Pull out every line of the data below that contains the word "Local", matching uppercase and lowercase exactly.

■ ■ ■ ■

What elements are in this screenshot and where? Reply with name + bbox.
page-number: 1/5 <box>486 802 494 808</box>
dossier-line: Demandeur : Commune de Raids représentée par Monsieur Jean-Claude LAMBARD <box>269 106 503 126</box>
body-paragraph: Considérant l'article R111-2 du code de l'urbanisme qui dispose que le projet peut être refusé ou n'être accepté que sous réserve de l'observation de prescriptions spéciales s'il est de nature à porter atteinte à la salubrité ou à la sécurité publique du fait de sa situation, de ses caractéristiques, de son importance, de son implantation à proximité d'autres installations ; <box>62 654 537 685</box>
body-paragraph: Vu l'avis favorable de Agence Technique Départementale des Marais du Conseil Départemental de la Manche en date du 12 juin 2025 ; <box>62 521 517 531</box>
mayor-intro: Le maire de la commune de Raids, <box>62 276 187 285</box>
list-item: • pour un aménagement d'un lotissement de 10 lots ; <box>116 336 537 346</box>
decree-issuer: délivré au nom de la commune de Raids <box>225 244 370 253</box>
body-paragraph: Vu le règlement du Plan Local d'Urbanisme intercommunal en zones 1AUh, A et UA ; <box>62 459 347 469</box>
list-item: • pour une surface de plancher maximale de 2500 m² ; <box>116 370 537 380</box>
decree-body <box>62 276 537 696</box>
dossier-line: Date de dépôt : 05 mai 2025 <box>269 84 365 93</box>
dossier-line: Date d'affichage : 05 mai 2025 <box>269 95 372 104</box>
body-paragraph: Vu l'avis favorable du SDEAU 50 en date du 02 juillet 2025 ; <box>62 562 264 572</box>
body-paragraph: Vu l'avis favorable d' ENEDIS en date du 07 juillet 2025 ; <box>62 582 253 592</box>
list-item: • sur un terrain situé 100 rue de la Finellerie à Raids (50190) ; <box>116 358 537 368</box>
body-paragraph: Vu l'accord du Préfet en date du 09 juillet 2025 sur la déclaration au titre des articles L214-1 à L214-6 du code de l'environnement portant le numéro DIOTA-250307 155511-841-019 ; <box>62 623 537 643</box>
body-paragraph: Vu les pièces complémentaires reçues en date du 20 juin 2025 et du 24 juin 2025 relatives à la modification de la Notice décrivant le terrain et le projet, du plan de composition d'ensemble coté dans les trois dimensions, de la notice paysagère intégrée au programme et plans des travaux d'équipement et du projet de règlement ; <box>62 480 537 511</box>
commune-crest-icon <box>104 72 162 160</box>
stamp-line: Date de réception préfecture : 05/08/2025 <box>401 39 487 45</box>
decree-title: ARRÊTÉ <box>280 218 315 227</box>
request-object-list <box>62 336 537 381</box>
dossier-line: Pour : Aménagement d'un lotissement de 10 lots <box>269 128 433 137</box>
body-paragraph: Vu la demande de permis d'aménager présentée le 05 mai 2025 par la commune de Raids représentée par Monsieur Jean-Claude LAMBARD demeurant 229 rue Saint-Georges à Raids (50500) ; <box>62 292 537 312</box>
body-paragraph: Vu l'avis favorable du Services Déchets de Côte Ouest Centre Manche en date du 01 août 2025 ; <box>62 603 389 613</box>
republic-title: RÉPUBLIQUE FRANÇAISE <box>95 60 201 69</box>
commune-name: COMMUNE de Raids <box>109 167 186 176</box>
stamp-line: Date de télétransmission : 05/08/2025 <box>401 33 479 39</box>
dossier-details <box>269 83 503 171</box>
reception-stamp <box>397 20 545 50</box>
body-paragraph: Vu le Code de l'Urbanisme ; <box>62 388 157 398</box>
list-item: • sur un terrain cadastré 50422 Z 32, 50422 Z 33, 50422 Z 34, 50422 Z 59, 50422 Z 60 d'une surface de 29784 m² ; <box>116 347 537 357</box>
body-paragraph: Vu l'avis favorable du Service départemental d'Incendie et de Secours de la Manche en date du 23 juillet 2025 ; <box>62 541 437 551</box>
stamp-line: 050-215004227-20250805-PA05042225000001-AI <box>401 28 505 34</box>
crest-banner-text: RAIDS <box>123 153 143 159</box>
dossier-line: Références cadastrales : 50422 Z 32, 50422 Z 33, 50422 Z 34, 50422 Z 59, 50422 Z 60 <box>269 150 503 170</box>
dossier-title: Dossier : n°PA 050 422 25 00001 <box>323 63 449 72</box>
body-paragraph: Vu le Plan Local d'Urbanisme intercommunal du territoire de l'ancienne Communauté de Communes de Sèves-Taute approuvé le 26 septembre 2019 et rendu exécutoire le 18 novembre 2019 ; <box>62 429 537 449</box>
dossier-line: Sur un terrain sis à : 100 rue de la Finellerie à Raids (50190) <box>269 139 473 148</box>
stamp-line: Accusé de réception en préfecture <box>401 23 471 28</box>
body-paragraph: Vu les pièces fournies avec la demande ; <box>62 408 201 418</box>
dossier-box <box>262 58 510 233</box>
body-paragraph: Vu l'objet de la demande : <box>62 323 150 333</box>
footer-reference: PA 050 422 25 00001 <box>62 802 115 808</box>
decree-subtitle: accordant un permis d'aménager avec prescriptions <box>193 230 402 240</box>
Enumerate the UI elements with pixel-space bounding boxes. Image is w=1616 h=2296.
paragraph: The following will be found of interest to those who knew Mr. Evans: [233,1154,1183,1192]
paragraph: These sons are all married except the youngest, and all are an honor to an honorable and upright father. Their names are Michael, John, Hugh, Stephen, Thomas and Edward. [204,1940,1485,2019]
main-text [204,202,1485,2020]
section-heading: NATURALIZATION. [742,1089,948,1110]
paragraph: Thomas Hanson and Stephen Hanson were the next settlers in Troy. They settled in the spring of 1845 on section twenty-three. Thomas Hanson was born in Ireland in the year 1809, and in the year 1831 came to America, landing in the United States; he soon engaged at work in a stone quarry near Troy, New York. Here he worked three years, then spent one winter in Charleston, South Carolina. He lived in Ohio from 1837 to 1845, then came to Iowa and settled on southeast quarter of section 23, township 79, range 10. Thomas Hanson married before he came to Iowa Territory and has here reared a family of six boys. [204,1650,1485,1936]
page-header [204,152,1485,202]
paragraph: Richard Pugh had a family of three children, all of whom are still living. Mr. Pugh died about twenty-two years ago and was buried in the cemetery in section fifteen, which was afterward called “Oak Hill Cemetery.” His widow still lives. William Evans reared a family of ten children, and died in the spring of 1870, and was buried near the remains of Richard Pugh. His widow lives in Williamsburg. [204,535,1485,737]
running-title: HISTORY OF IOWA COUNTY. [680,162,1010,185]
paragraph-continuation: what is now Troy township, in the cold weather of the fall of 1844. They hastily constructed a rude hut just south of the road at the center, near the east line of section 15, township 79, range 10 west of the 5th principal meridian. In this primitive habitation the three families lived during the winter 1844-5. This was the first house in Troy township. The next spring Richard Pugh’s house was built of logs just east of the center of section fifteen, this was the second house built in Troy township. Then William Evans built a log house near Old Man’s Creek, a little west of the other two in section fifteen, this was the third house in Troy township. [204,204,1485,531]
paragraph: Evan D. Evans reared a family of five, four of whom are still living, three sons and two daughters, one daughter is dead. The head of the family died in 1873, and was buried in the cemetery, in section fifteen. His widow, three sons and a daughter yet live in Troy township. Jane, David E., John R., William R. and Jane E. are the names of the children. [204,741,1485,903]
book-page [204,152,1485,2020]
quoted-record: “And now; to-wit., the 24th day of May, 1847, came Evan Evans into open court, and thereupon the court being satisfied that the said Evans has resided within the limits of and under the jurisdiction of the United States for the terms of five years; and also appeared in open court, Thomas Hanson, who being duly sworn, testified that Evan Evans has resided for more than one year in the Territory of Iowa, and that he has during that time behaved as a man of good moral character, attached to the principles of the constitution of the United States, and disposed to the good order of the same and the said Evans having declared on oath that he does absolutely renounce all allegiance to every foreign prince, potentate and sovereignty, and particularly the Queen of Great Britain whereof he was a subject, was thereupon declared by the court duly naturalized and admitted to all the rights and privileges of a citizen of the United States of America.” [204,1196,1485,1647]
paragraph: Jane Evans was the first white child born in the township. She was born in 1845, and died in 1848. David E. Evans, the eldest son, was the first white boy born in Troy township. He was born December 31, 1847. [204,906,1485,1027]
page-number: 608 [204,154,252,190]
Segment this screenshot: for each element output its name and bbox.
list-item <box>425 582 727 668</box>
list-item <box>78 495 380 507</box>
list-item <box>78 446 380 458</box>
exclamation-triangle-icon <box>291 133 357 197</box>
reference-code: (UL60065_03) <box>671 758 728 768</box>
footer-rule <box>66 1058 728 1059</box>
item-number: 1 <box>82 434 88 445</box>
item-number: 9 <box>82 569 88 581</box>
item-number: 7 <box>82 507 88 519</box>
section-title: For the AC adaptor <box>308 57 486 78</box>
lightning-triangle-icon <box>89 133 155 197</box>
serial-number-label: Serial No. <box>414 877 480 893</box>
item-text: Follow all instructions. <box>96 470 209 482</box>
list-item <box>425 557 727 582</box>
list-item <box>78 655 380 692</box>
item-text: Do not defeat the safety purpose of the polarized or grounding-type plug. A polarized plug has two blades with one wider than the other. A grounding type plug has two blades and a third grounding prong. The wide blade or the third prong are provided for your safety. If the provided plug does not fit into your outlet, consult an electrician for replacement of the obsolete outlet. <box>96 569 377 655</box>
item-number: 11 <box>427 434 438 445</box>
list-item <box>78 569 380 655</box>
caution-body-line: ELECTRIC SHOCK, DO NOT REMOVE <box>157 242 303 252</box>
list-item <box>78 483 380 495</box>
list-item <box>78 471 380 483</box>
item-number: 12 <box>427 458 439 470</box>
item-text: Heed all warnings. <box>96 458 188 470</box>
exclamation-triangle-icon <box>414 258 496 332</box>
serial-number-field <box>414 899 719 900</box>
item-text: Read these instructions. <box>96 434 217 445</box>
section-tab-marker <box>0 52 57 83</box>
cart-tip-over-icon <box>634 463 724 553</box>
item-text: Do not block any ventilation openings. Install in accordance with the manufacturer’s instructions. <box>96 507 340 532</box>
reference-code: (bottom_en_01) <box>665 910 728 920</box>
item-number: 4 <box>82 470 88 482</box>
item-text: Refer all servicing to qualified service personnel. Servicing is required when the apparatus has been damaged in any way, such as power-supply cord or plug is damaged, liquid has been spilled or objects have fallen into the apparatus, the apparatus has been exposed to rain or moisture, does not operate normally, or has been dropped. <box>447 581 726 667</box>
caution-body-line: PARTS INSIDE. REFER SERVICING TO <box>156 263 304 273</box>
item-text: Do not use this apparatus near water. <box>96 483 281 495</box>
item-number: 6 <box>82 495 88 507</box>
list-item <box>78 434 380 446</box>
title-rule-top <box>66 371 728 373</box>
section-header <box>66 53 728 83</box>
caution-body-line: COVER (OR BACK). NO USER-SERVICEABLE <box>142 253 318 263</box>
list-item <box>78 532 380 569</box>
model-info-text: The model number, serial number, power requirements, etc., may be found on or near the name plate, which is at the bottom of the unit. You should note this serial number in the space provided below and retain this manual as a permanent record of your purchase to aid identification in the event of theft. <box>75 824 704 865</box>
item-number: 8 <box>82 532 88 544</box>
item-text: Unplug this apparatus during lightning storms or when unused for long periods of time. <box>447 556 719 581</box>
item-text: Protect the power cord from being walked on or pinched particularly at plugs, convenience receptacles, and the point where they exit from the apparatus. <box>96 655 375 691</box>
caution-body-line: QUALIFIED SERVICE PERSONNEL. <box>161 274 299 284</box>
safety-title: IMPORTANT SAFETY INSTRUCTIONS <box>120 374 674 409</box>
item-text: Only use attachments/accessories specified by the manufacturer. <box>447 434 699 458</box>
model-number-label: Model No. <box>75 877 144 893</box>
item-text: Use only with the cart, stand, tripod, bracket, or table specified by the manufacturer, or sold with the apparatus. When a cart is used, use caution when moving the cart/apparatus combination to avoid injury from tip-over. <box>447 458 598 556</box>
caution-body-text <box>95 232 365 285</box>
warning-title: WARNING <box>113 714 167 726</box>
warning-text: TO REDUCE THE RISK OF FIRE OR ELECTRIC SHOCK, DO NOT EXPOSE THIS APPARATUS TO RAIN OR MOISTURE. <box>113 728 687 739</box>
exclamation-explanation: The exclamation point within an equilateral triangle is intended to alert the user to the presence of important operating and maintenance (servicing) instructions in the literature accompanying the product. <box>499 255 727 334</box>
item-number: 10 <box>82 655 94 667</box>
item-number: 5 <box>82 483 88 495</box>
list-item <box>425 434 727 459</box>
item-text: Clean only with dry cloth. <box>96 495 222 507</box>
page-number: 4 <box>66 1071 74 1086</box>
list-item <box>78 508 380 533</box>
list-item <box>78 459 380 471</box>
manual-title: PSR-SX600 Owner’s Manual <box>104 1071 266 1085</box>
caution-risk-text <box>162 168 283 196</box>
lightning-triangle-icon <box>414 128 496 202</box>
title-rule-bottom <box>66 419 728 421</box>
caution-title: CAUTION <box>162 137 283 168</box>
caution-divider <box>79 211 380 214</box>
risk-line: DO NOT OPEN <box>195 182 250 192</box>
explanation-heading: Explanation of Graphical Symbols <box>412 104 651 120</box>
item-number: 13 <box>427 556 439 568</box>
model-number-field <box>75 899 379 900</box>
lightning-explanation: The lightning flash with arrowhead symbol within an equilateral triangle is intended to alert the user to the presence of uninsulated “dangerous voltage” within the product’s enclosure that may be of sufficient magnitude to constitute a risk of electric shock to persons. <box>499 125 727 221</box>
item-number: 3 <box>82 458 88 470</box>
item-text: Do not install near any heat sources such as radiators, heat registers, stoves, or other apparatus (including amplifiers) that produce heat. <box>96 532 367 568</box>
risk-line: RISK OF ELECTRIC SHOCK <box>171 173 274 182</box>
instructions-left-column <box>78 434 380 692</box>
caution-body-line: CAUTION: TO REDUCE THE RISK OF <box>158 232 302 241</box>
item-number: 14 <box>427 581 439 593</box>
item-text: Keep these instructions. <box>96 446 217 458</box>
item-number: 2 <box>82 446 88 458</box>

■ ■ ■ ■

#### THE REPLY
body-paragraph: Vu le règlement du Plan Local d'Urbanisme intercommunal en zones 1AUh, A et UA ; <box>62 459 347 469</box>
body-paragraph: Vu le Plan Local d'Urbanisme intercommunal du territoire de l'ancienne Communauté de Communes de Sèves-Taute approuvé le 26 septembre 2019 et rendu exécutoire le 18 novembre 2019 ; <box>62 429 537 449</box>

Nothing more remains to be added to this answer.